**Your task:**
Write out the material exactly, leaving every picture behind.

BEGIN

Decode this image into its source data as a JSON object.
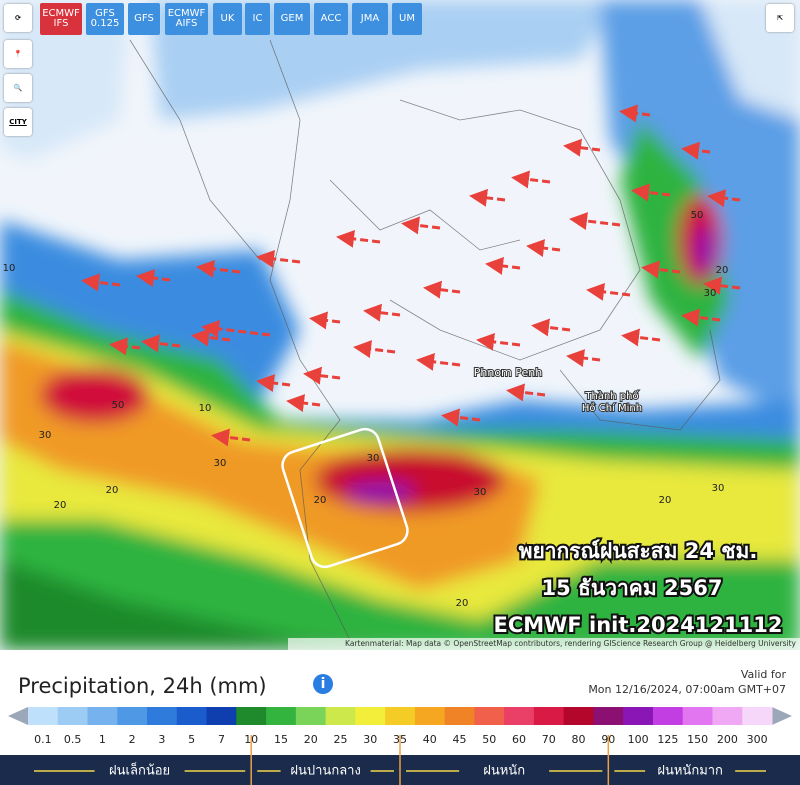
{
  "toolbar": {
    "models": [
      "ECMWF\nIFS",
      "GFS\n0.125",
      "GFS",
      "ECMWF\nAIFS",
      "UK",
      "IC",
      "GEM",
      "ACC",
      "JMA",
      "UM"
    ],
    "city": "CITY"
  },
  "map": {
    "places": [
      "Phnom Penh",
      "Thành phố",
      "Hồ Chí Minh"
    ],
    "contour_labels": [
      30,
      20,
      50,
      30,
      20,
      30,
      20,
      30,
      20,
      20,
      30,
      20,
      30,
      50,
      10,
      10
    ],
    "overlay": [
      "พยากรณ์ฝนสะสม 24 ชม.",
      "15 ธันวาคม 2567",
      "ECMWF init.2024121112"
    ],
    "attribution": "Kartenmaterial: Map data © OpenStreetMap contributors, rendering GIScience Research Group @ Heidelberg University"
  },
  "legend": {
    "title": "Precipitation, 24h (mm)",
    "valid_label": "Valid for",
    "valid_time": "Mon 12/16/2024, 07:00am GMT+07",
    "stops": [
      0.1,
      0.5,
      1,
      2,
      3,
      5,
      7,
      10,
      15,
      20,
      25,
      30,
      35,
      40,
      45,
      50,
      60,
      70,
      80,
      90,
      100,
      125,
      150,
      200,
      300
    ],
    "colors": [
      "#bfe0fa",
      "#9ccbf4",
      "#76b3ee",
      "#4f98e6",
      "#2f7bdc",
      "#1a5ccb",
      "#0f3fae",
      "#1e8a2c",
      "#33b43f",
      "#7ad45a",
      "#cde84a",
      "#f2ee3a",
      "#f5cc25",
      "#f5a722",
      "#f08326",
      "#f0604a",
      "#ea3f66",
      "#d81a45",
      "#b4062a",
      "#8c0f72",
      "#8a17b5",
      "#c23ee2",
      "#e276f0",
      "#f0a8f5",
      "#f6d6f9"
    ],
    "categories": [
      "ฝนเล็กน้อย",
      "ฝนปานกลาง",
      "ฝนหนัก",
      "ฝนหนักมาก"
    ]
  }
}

END

**Result of the task:**
Decode this image into its source data as a JSON object.
{
  "toolbar": {
    "models": [
      "ECMWF\nIFS",
      "GFS\n0.125",
      "GFS",
      "ECMWF\nAIFS",
      "UK",
      "IC",
      "GEM",
      "ACC",
      "JMA",
      "UM"
    ],
    "city": "CITY"
  },
  "map": {
    "places": [
      "Phnom Penh",
      "Thành phố",
      "Hồ Chí Minh"
    ],
    "contour_labels": [
      30,
      20,
      50,
      30,
      20,
      30,
      20,
      30,
      20,
      20,
      30,
      20,
      30,
      50,
      10,
      10
    ],
    "overlay": [
      "พยากรณ์ฝนสะสม 24 ชม.",
      "15 ธันวาคม 2567",
      "ECMWF init.2024121112"
    ],
    "attribution": "Kartenmaterial: Map data © OpenStreetMap contributors, rendering GIScience Research Group @ Heidelberg University"
  },
  "legend": {
    "title": "Precipitation, 24h (mm)",
    "valid_label": "Valid for",
    "valid_time": "Mon 12/16/2024, 07:00am GMT+07",
    "stops": [
      0.1,
      0.5,
      1,
      2,
      3,
      5,
      7,
      10,
      15,
      20,
      25,
      30,
      35,
      40,
      45,
      50,
      60,
      70,
      80,
      90,
      100,
      125,
      150,
      200,
      300
    ],
    "colors": [
      "#bfe0fa",
      "#9ccbf4",
      "#76b3ee",
      "#4f98e6",
      "#2f7bdc",
      "#1a5ccb",
      "#0f3fae",
      "#1e8a2c",
      "#33b43f",
      "#7ad45a",
      "#cde84a",
      "#f2ee3a",
      "#f5cc25",
      "#f5a722",
      "#f08326",
      "#f0604a",
      "#ea3f66",
      "#d81a45",
      "#b4062a",
      "#8c0f72",
      "#8a17b5",
      "#c23ee2",
      "#e276f0",
      "#f0a8f5",
      "#f6d6f9"
    ],
    "categories": [
      "ฝนเล็กน้อย",
      "ฝนปานกลาง",
      "ฝนหนัก",
      "ฝนหนักมาก"
    ]
  }
}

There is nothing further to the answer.